Materials provided
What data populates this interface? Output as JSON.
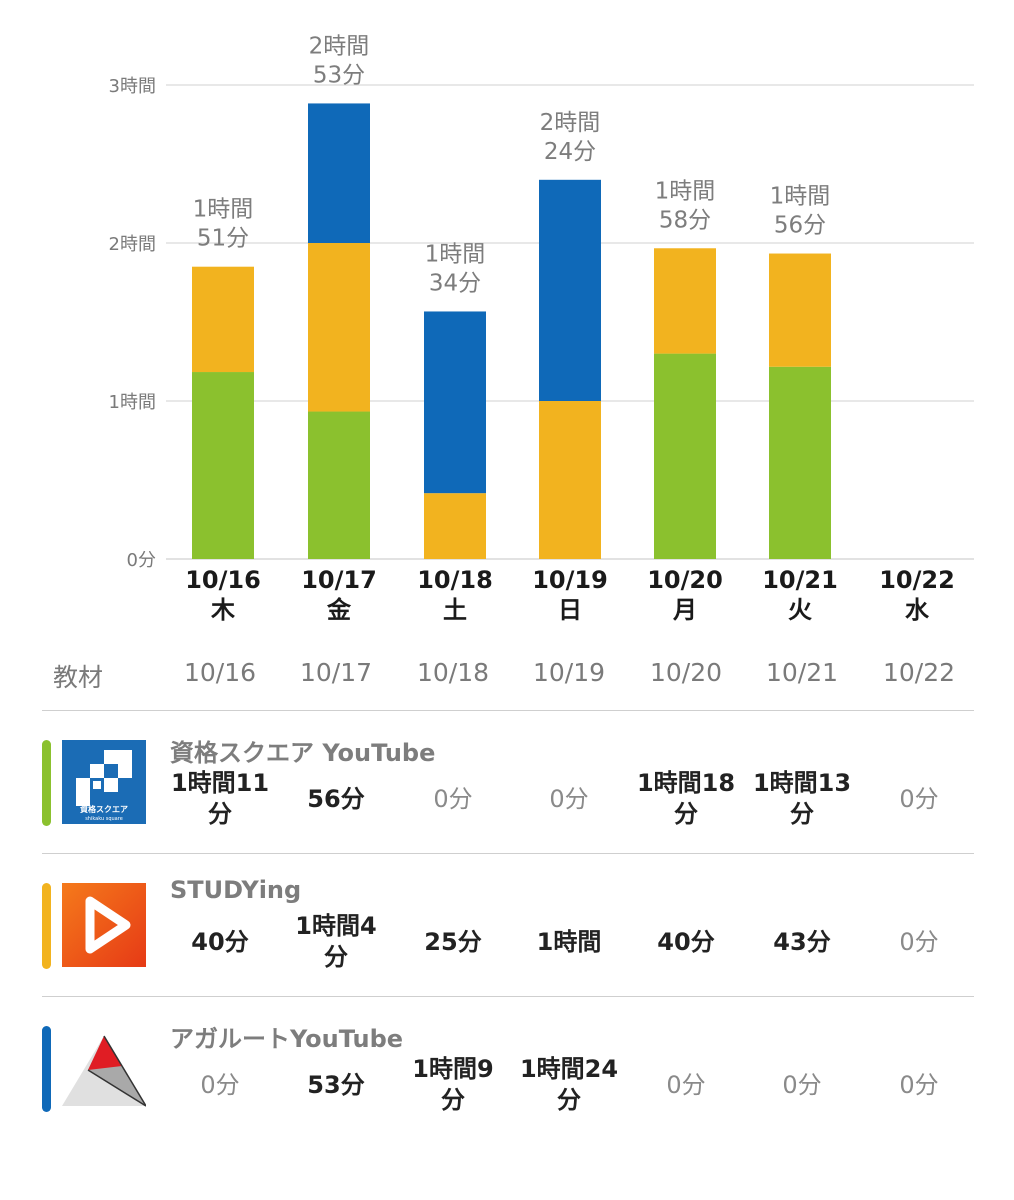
{
  "colors": {
    "green": "#8bc12e",
    "yellow": "#f2b31f",
    "blue": "#0f69b8",
    "grid": "#d9d9d9",
    "axis_text": "#7a7a7a",
    "total_text": "#7d7d7d",
    "date_text": "#1a1a1a"
  },
  "chart_data": {
    "type": "bar",
    "stacked": true,
    "categories": [
      "10/16",
      "10/17",
      "10/18",
      "10/19",
      "10/20",
      "10/21",
      "10/22"
    ],
    "weekdays": [
      "木",
      "金",
      "土",
      "日",
      "月",
      "火",
      "水"
    ],
    "yticks": [
      {
        "value": 0,
        "label": "0分"
      },
      {
        "value": 60,
        "label": "1時間"
      },
      {
        "value": 120,
        "label": "2時間"
      },
      {
        "value": 180,
        "label": "3時間"
      }
    ],
    "ylim": [
      0,
      180
    ],
    "grid": true,
    "series": [
      {
        "color": "green",
        "values": [
          71,
          56,
          0,
          0,
          78,
          73,
          0
        ]
      },
      {
        "color": "yellow",
        "values": [
          40,
          64,
          25,
          60,
          40,
          43,
          0
        ]
      },
      {
        "color": "blue",
        "values": [
          0,
          53,
          69,
          84,
          0,
          0,
          0
        ]
      }
    ],
    "totals": [
      [
        "1時間",
        "51分"
      ],
      [
        "2時間",
        "53分"
      ],
      [
        "1時間",
        "34分"
      ],
      [
        "2時間",
        "24分"
      ],
      [
        "1時間",
        "58分"
      ],
      [
        "1時間",
        "56分"
      ],
      null
    ]
  },
  "table": {
    "header_label": "教材",
    "dates": [
      "10/16",
      "10/17",
      "10/18",
      "10/19",
      "10/20",
      "10/21",
      "10/22"
    ],
    "rows": [
      {
        "name": "資格スクエア YouTube",
        "color": "green",
        "logo": "shikaku-square-logo",
        "logo_text": "資格スクエア",
        "logo_subtext": "shikaku square",
        "values": [
          [
            "1時間11",
            "分"
          ],
          [
            "56分"
          ],
          [
            "0分"
          ],
          [
            "0分"
          ],
          [
            "1時間18",
            "分"
          ],
          [
            "1時間13",
            "分"
          ],
          [
            "0分"
          ]
        ]
      },
      {
        "name": "STUDYing",
        "color": "yellow",
        "logo": "studying-play-logo",
        "values": [
          [
            "40分"
          ],
          [
            "1時間4",
            "分"
          ],
          [
            "25分"
          ],
          [
            "1時間"
          ],
          [
            "40分"
          ],
          [
            "43分"
          ],
          [
            "0分"
          ]
        ]
      },
      {
        "name": "アガルートYouTube",
        "color": "blue",
        "logo": "agaroot-triangle-logo",
        "values": [
          [
            "0分"
          ],
          [
            "53分"
          ],
          [
            "1時間9",
            "分"
          ],
          [
            "1時間24",
            "分"
          ],
          [
            "0分"
          ],
          [
            "0分"
          ],
          [
            "0分"
          ]
        ]
      }
    ]
  }
}
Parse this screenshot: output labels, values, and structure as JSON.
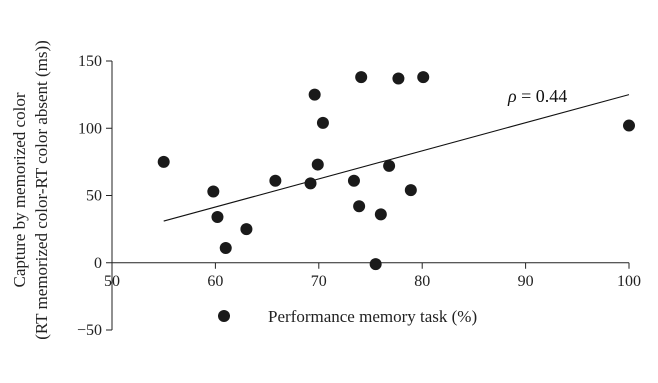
{
  "chart_data": {
    "type": "scatter",
    "title": "",
    "ylabel_lines": [
      "Capture by memorized color",
      "(RT memorized color-RT color absent (ms))"
    ],
    "xlabel": "",
    "xlim": [
      50,
      100
    ],
    "ylim": [
      -50,
      150
    ],
    "x_ticks": [
      50,
      60,
      70,
      80,
      90,
      100
    ],
    "y_ticks": [
      -50,
      0,
      50,
      100,
      150
    ],
    "grid": false,
    "legend": {
      "label": "Performance memory task (%)",
      "placement": "bottom-center"
    },
    "annotation": {
      "symbol": "ρ",
      "rest": " = 0.44"
    },
    "trendline": {
      "x": [
        55,
        100
      ],
      "y": [
        31,
        125
      ]
    },
    "points": [
      {
        "x": 55,
        "y": 75
      },
      {
        "x": 59.8,
        "y": 53
      },
      {
        "x": 60.2,
        "y": 34
      },
      {
        "x": 61,
        "y": 11
      },
      {
        "x": 63,
        "y": 25
      },
      {
        "x": 65.8,
        "y": 61
      },
      {
        "x": 69.2,
        "y": 59
      },
      {
        "x": 69.6,
        "y": 125
      },
      {
        "x": 69.9,
        "y": 73
      },
      {
        "x": 70.4,
        "y": 104
      },
      {
        "x": 73.4,
        "y": 61
      },
      {
        "x": 73.9,
        "y": 42
      },
      {
        "x": 74.1,
        "y": 138
      },
      {
        "x": 75.5,
        "y": -1
      },
      {
        "x": 76,
        "y": 36
      },
      {
        "x": 76.8,
        "y": 72
      },
      {
        "x": 77.7,
        "y": 137
      },
      {
        "x": 78.9,
        "y": 54
      },
      {
        "x": 80.1,
        "y": 138
      },
      {
        "x": 100,
        "y": 102
      }
    ],
    "marker_color": "#1a1a1a"
  }
}
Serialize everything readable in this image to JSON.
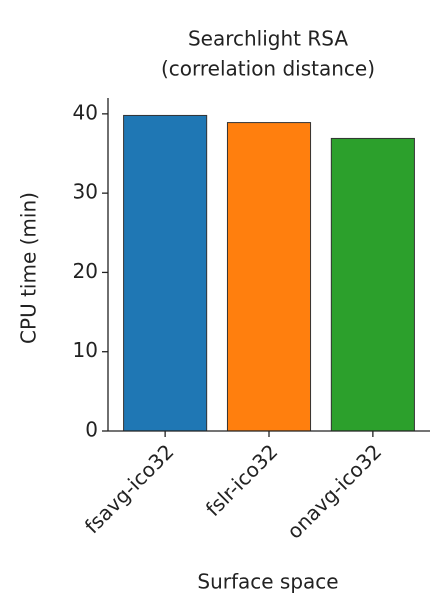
{
  "chart_data": {
    "type": "bar",
    "title": [
      "Searchlight RSA",
      "(correlation distance)"
    ],
    "x_label": "Surface space",
    "y_label": "CPU time (min)",
    "categories": [
      "fsavg-ico32",
      "fslr-ico32",
      "onavg-ico32"
    ],
    "values": [
      39.8,
      38.9,
      36.9
    ],
    "colors": [
      "#1f77b4",
      "#ff7f0e",
      "#2ca02c"
    ],
    "ylim": [
      0,
      42
    ],
    "yticks": [
      0,
      10,
      20,
      30,
      40
    ],
    "grid": false
  }
}
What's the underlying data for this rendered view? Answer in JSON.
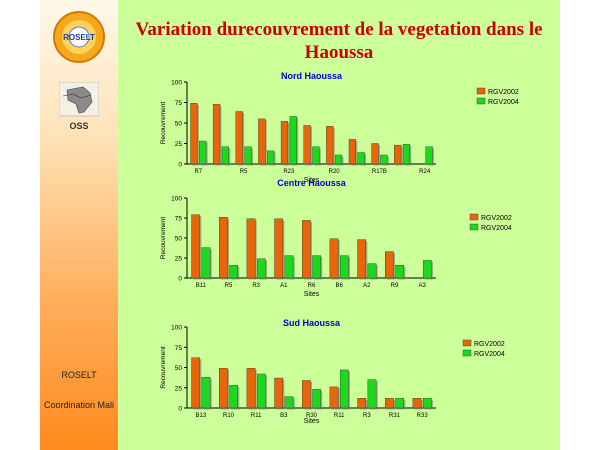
{
  "slide_title": "Variation durecouvrement de la vegetation dans le Haoussa",
  "sidebar": {
    "logo_text": "ROSELT",
    "oss_label": "OSS",
    "org_label": "ROSELT",
    "coordination_label": "Coordination Mali"
  },
  "colors": {
    "rgv2002": "#e8650a",
    "rgv2004": "#1ed81e",
    "title": "#cc0000",
    "chart_title": "#0000cc",
    "slide_bg": "#ccff99"
  },
  "chart_data": [
    {
      "type": "bar",
      "title": "Nord Haoussa",
      "ylabel": "Recouvrement",
      "xlabel": "Sites",
      "ylim": [
        0,
        100
      ],
      "yticks": [
        "0",
        "25",
        "50",
        "75",
        "100"
      ],
      "categories": [
        "R7",
        "",
        "R5",
        "",
        "R23",
        "",
        "R20",
        "",
        "R17B",
        "",
        "R24"
      ],
      "tick_labels": [
        "R7",
        "R5",
        "R23",
        "R20",
        "R17B",
        "R24"
      ],
      "series": [
        {
          "name": "RGV2002",
          "values": [
            74,
            73,
            64,
            55,
            52,
            47,
            46,
            30,
            25,
            23,
            null
          ]
        },
        {
          "name": "RGV2004",
          "values": [
            28,
            21,
            21,
            16,
            58,
            21,
            11,
            14,
            11,
            24,
            21
          ]
        }
      ],
      "legend_position": "top-right"
    },
    {
      "type": "bar",
      "title": "Centre Haoussa",
      "ylabel": "Recouvrement",
      "xlabel": "Sites",
      "ylim": [
        0,
        100
      ],
      "yticks": [
        "0",
        "25",
        "50",
        "75",
        "100"
      ],
      "categories": [
        "B11",
        "R5",
        "R3",
        "A1",
        "R6",
        "B6",
        "A2",
        "R9",
        "A3"
      ],
      "tick_labels": [
        "B11",
        "R5",
        "R3",
        "A1",
        "R6",
        "B6",
        "A2",
        "R9",
        "A3"
      ],
      "series": [
        {
          "name": "RGV2002",
          "values": [
            79,
            76,
            74,
            74,
            72,
            49,
            48,
            33,
            null
          ]
        },
        {
          "name": "RGV2004",
          "values": [
            38,
            16,
            24,
            28,
            28,
            28,
            18,
            16,
            22
          ]
        }
      ],
      "legend_position": "top-right"
    },
    {
      "type": "bar",
      "title": "Sud Haoussa",
      "ylabel": "Recouvrement",
      "xlabel": "Sites",
      "ylim": [
        0,
        100
      ],
      "yticks": [
        "0",
        "25",
        "50",
        "75",
        "100"
      ],
      "categories": [
        "B13",
        "R10",
        "R11",
        "B3",
        "R30",
        "R11",
        "R3",
        "R31",
        "R33"
      ],
      "tick_labels": [
        "B13",
        "R10",
        "R11",
        "B3",
        "R30",
        "R11",
        "R3",
        "R31",
        "R33"
      ],
      "series": [
        {
          "name": "RGV2002",
          "values": [
            62,
            49,
            49,
            37,
            34,
            26,
            12,
            12,
            12
          ]
        },
        {
          "name": "RGV2004",
          "values": [
            38,
            28,
            42,
            14,
            23,
            47,
            35,
            12,
            12
          ]
        }
      ],
      "legend_position": "top-right"
    }
  ]
}
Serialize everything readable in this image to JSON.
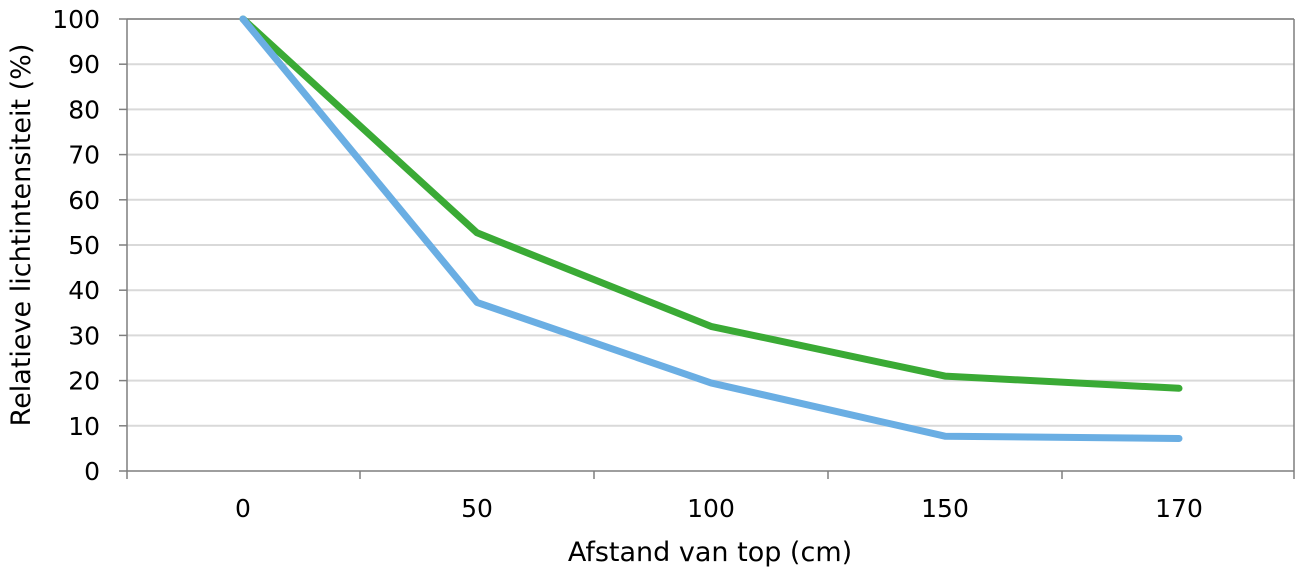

Your objective
Pull out and copy each line containing the string "grid".

Task solution
    "grid": "#d9d9d9",
    "grid": true,
    "grid": false,
    "grid": false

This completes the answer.